### Do this
Scan the entries below for the word "Стадия". Copy each line that has it.

### Material for the task
===

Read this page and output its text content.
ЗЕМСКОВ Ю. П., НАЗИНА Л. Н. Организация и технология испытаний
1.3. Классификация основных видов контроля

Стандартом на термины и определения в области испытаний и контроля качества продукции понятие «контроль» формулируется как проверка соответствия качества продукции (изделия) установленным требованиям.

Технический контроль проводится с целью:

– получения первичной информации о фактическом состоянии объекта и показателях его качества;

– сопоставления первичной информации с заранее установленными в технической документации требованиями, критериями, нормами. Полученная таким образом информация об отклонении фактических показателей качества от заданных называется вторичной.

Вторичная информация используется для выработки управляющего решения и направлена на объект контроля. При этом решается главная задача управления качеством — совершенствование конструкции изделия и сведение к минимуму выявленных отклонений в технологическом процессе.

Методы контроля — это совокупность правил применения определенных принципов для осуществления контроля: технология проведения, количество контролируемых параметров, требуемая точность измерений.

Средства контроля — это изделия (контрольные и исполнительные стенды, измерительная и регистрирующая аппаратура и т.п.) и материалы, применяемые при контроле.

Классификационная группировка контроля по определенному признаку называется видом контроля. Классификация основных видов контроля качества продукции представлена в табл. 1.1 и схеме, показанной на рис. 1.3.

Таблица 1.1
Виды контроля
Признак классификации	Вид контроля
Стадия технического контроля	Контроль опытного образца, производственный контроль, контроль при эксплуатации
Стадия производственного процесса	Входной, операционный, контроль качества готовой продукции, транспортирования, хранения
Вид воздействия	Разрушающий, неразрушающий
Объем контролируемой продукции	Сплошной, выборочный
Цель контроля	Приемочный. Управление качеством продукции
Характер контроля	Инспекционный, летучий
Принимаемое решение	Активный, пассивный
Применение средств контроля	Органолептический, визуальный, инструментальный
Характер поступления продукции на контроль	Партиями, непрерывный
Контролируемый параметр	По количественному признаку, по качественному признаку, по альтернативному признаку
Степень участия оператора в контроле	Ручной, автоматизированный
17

===

### Answer to the exercise
Стадия технического контроля	Контроль опытного образца, производственный контроль, контроль при эксплуатации
Стадия производственного процесса	Входной, операционный, контроль качества готовой продукции, транспортирования, хранения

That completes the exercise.